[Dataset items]
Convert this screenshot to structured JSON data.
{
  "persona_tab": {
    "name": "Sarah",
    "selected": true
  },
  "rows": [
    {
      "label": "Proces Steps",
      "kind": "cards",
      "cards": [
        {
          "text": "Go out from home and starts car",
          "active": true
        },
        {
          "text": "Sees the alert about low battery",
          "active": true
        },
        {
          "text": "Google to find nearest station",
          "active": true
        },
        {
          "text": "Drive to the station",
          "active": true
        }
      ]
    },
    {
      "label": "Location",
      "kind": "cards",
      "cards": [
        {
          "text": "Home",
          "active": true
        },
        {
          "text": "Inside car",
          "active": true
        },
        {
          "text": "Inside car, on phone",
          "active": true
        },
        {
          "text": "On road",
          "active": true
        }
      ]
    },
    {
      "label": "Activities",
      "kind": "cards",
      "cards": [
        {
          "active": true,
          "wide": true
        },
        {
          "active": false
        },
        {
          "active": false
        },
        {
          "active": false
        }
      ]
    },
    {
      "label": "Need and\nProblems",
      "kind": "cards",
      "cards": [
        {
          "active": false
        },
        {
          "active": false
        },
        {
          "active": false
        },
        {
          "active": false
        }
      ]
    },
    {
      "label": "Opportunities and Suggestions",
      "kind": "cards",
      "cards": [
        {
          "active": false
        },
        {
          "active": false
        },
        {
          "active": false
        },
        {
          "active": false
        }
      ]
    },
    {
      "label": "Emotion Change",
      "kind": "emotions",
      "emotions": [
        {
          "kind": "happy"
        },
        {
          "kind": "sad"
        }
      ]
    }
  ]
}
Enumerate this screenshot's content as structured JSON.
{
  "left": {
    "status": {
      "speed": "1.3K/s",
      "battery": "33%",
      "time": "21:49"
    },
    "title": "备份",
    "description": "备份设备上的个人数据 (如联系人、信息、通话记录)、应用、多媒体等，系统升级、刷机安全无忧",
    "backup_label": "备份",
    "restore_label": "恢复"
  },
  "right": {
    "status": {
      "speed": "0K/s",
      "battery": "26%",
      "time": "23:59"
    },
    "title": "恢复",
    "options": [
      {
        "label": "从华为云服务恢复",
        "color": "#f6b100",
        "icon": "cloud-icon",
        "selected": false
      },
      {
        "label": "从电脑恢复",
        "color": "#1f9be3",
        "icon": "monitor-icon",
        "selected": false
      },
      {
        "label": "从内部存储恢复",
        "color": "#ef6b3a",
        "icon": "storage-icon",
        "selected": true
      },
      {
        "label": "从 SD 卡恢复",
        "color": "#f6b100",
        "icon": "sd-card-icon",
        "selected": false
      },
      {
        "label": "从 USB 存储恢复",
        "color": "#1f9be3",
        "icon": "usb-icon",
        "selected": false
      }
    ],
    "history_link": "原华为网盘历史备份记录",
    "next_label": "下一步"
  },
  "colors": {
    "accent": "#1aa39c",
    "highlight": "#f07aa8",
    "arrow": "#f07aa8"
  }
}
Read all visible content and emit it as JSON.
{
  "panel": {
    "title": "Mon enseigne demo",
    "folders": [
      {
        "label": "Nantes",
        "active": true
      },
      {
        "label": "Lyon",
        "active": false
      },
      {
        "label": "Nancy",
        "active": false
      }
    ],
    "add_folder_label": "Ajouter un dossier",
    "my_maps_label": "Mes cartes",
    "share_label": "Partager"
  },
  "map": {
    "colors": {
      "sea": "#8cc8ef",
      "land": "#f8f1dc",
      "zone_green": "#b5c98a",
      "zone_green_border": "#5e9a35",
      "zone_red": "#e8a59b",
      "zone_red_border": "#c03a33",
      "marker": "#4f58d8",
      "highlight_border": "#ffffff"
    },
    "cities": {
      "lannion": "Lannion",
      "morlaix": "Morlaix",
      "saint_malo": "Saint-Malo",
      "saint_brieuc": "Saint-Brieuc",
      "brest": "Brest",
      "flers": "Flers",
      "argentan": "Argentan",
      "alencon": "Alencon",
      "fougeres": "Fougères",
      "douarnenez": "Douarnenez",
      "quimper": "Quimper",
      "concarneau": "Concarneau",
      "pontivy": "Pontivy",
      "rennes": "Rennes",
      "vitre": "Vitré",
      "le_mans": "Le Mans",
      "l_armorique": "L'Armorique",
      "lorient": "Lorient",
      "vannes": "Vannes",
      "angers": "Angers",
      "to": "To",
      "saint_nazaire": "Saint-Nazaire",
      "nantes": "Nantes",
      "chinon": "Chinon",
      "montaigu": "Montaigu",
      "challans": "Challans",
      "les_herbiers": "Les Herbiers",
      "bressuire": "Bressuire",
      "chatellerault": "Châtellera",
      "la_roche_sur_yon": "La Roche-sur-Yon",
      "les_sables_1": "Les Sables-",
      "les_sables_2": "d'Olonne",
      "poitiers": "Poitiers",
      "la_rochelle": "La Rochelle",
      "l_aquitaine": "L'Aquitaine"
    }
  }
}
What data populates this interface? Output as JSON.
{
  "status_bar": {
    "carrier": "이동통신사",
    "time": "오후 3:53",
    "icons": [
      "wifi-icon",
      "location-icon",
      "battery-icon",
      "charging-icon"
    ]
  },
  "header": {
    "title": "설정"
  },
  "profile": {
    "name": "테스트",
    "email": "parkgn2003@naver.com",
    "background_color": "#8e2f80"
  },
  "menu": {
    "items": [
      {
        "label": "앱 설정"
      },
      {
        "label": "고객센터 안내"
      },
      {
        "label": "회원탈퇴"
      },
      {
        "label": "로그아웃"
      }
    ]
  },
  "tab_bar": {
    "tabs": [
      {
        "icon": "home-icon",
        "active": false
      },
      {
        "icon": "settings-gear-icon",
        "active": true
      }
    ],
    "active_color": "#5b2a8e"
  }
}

# What to work on
Extract all lines from the data in which "title" is found.

# The output
    "title": "备份",
    "title": "恢复",
    "title": "Mon enseigne demo",
    "title": "설정"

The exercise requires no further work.